**AIM OF THE EXERCISE**
Using the listing beneath this task, count the lines with the word "Kertsch" and write only the result.

**MATERIAL SHOWN**
****************************************
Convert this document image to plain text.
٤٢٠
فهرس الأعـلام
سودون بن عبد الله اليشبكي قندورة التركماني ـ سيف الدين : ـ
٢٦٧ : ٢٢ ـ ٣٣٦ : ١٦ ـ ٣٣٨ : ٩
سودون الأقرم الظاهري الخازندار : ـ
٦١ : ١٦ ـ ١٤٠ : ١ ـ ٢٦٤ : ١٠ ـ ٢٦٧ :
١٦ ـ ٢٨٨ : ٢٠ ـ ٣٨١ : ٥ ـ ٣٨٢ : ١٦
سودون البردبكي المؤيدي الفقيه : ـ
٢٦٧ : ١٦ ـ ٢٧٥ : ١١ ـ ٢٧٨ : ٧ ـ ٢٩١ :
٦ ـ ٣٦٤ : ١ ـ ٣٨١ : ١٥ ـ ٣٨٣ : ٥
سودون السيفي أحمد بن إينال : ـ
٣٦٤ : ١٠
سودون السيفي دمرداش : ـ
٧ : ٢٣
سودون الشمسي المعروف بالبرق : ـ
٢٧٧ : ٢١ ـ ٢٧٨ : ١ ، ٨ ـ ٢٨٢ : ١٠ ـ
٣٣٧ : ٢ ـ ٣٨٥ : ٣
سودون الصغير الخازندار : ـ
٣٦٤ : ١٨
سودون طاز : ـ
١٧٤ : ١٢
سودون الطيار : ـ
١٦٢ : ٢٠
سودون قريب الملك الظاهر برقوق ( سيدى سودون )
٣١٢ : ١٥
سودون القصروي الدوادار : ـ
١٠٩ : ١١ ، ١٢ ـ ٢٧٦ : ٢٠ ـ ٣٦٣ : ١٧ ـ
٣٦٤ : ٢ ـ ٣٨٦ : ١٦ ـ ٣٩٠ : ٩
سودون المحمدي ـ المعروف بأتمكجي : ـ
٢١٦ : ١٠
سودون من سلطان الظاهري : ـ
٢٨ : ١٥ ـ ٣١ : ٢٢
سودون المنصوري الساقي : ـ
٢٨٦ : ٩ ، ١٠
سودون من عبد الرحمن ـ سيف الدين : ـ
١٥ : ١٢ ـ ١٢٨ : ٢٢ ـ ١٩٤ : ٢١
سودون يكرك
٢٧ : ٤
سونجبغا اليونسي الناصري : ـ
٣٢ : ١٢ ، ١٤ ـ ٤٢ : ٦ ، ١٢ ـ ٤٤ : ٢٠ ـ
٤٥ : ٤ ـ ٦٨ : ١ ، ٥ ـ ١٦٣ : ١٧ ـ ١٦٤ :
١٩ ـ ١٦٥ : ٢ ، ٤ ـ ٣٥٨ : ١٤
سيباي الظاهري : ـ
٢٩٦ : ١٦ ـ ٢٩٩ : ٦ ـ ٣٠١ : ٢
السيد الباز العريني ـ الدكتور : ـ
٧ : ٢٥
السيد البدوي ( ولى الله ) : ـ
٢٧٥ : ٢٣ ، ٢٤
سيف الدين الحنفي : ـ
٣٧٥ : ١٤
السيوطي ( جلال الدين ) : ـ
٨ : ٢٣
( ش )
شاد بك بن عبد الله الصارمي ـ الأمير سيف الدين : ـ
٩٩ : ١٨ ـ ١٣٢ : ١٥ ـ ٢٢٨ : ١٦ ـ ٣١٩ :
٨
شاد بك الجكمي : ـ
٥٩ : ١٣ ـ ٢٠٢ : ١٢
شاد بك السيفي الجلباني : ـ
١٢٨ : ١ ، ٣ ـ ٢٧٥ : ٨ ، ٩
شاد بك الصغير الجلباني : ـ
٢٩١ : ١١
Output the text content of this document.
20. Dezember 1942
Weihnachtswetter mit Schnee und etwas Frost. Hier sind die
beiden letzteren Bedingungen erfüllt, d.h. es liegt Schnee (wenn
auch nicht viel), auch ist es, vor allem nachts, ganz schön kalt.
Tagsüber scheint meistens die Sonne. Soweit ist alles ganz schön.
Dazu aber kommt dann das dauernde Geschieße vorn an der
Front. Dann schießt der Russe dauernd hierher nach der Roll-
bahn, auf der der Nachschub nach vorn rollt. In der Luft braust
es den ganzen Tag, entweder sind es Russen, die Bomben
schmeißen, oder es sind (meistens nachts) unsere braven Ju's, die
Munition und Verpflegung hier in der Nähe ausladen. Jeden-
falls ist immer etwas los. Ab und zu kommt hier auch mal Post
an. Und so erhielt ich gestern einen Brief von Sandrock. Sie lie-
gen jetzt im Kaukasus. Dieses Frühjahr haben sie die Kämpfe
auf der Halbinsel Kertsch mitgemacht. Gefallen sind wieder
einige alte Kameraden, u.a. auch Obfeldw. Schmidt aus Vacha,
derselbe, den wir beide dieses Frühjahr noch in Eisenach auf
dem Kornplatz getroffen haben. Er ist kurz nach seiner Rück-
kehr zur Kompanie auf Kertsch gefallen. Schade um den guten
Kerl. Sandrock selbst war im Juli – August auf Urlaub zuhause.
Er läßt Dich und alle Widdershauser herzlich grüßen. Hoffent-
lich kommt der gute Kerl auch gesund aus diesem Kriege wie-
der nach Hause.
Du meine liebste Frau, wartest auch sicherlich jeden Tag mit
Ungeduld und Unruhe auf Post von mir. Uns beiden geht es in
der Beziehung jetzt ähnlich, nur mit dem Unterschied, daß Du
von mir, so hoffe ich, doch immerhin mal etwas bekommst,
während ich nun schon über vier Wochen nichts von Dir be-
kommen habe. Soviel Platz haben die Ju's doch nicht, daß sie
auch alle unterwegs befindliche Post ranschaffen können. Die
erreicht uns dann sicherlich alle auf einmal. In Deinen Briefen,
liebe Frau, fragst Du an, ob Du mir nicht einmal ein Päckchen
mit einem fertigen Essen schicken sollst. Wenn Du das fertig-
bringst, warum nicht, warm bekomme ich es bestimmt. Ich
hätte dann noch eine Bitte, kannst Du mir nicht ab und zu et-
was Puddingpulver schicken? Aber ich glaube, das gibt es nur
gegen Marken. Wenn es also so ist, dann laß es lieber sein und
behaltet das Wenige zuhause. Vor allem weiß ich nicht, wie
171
****************************************
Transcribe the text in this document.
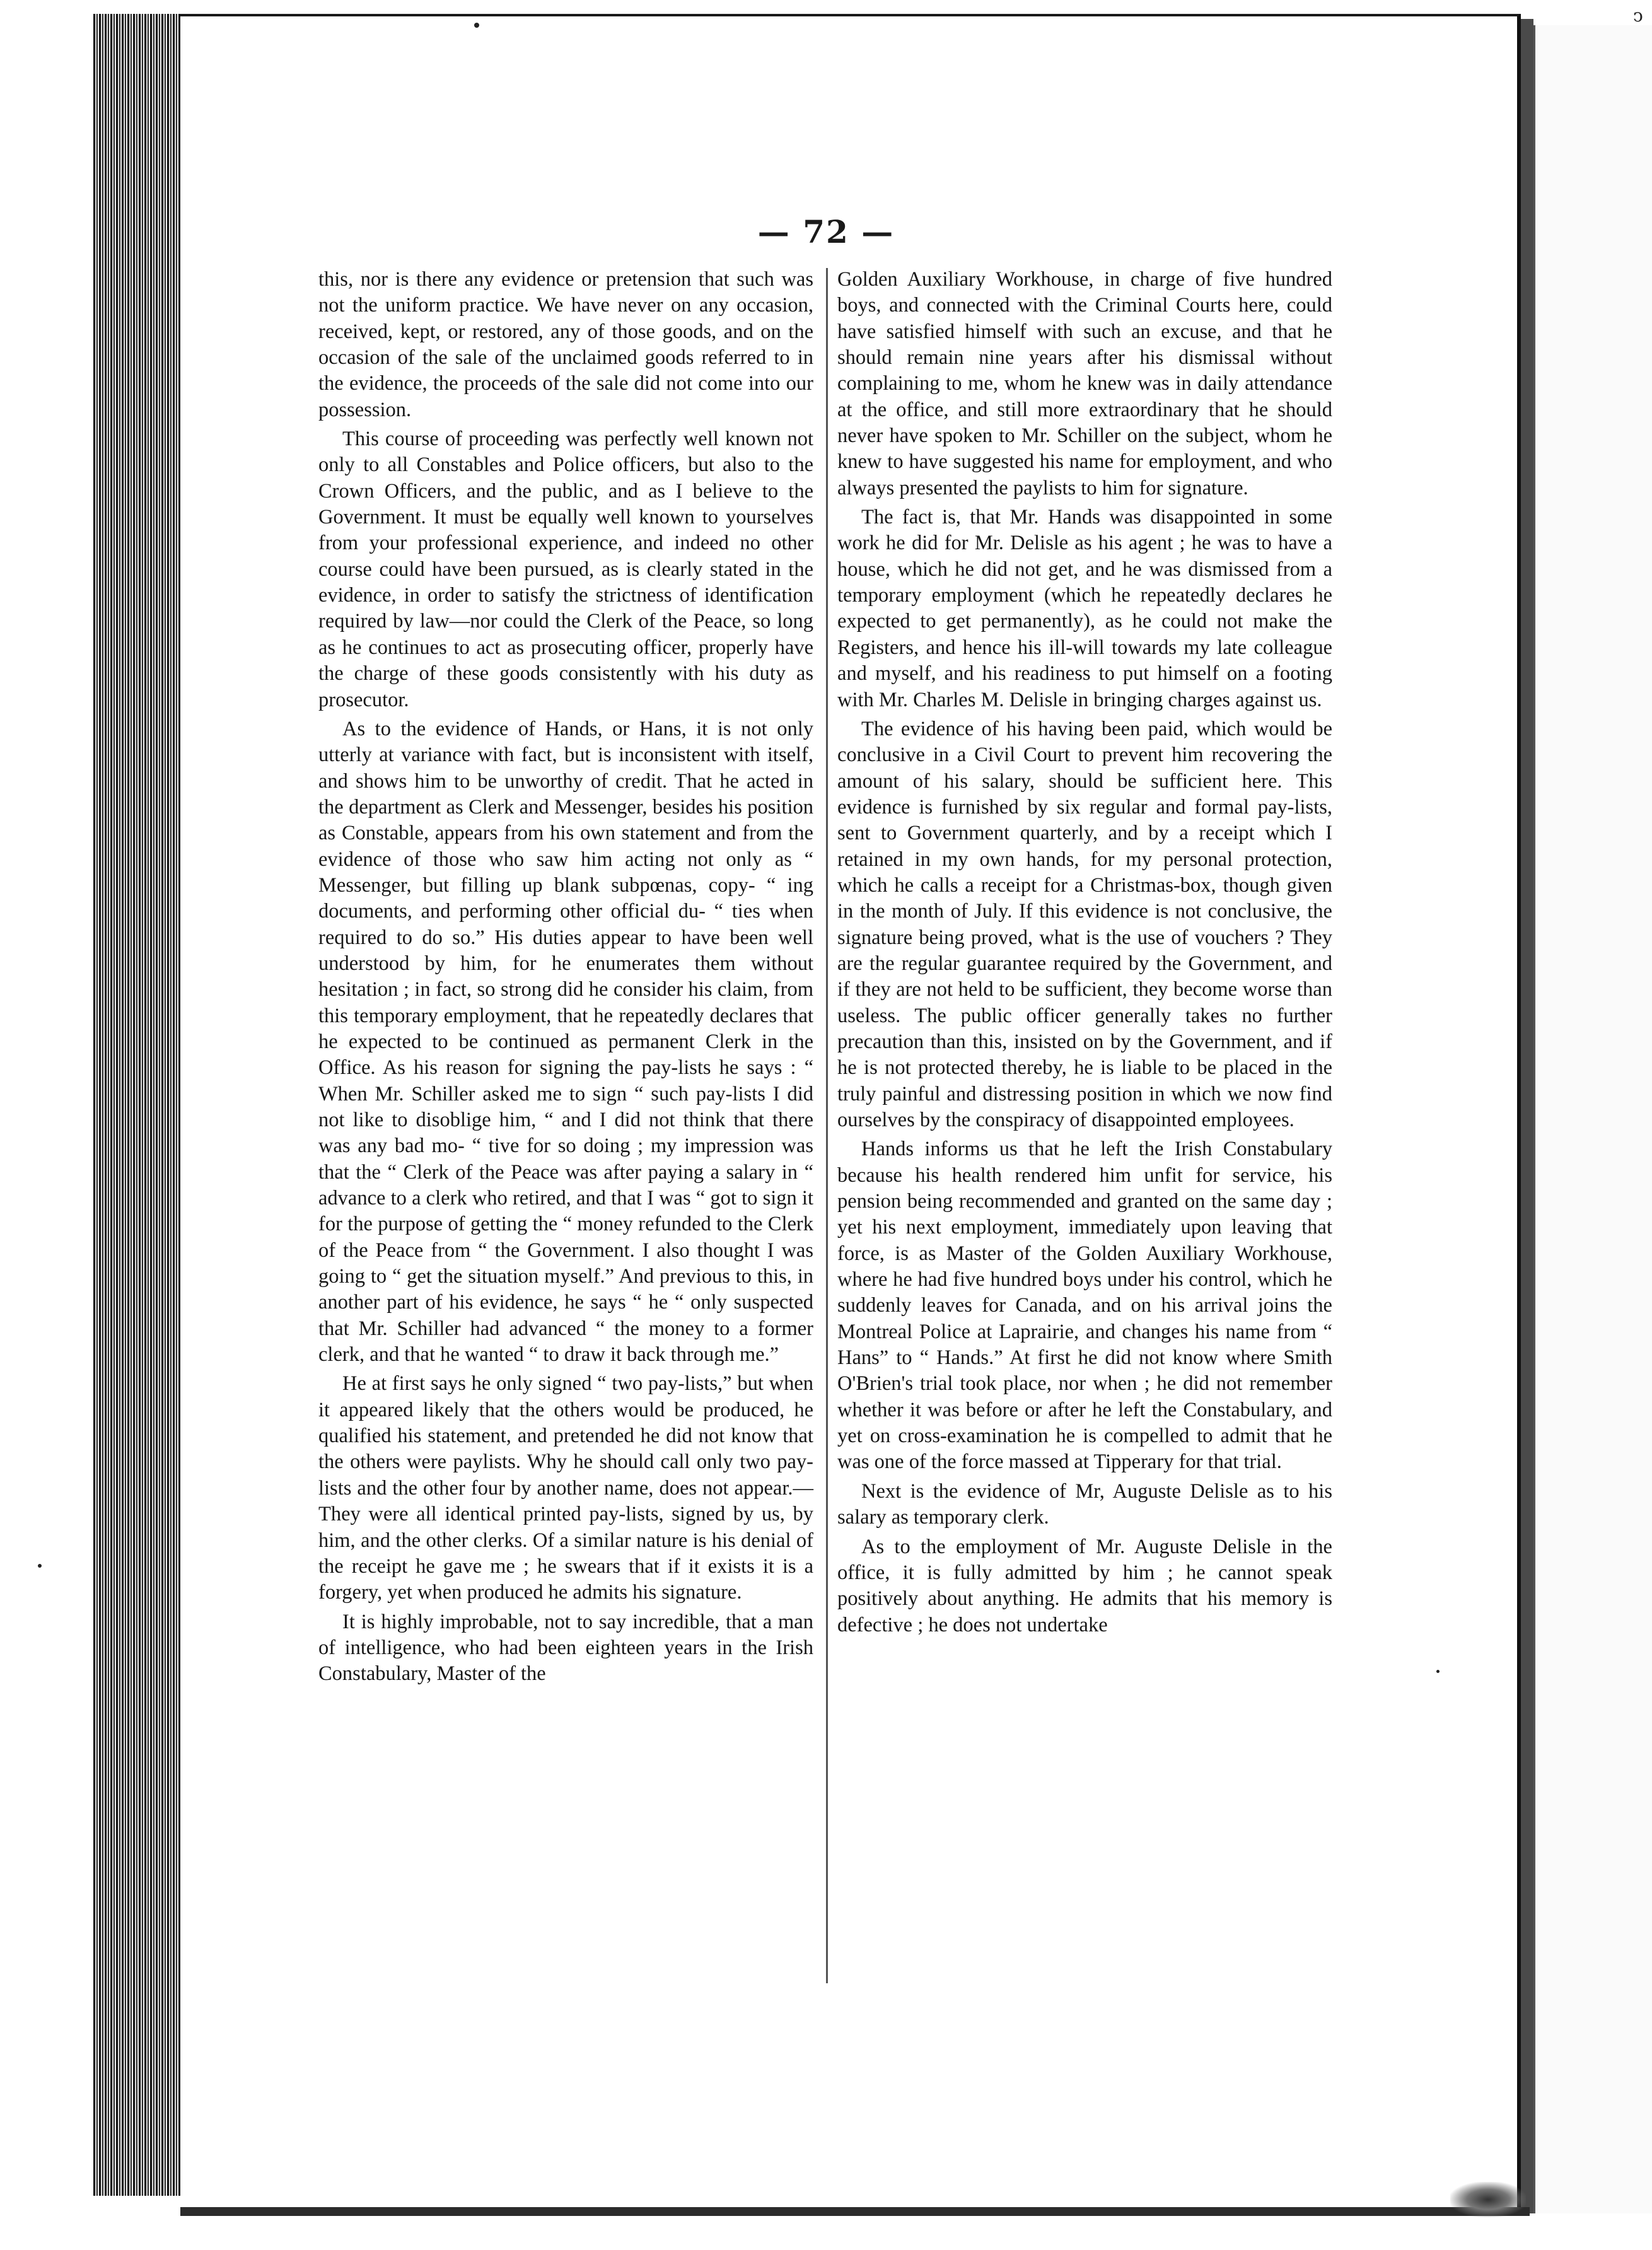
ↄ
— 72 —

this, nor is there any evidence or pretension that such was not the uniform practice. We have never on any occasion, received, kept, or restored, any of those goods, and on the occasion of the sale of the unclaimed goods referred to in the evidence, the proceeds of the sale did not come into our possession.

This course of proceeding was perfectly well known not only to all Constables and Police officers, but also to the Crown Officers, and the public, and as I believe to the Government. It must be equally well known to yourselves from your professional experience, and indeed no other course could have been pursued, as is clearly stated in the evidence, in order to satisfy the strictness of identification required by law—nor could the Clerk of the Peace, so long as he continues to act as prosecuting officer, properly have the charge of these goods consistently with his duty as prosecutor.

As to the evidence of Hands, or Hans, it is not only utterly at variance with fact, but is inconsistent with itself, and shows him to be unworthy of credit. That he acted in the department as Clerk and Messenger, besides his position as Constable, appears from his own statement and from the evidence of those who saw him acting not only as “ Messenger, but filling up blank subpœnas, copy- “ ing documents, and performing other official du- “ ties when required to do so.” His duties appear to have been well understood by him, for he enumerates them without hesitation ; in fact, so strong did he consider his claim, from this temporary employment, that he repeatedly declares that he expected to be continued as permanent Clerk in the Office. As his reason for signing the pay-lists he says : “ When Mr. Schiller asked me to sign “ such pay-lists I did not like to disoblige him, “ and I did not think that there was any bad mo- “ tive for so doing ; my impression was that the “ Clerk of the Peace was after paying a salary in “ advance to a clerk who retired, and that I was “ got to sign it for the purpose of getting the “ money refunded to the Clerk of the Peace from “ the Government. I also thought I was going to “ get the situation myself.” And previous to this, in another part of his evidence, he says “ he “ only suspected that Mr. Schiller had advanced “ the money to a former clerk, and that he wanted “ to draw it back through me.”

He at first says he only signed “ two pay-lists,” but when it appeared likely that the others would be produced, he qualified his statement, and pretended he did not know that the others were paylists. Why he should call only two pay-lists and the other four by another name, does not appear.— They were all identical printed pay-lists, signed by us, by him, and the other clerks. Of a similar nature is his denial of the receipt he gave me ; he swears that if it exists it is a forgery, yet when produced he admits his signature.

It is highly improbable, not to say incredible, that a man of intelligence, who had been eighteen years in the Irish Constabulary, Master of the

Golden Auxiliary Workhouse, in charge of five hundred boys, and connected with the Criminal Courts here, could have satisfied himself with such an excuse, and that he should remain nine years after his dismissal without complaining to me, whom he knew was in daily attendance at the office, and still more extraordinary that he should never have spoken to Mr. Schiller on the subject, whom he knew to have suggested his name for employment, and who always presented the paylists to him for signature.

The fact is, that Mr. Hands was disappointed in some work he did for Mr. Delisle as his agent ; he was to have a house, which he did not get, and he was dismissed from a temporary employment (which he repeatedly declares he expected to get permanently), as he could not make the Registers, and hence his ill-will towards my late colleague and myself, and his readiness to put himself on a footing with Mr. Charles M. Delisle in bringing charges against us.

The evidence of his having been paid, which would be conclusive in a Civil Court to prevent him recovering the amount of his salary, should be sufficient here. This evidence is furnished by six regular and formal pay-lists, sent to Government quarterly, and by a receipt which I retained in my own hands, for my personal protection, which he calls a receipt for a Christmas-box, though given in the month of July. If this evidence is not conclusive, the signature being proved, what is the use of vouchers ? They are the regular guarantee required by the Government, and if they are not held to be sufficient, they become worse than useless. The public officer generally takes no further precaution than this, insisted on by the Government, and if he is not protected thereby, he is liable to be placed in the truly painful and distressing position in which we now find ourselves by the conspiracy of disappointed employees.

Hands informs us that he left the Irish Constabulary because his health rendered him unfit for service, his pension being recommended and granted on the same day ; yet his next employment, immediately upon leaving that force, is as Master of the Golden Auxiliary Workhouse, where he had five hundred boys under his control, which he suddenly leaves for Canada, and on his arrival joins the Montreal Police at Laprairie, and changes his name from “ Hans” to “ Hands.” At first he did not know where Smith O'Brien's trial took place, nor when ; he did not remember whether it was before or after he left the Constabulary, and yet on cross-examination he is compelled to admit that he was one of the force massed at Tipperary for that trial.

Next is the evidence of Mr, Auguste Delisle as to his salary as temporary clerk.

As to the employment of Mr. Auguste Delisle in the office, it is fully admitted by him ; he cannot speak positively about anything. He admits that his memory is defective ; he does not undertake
****************************************
**RESPONSE TO THE TASK**
2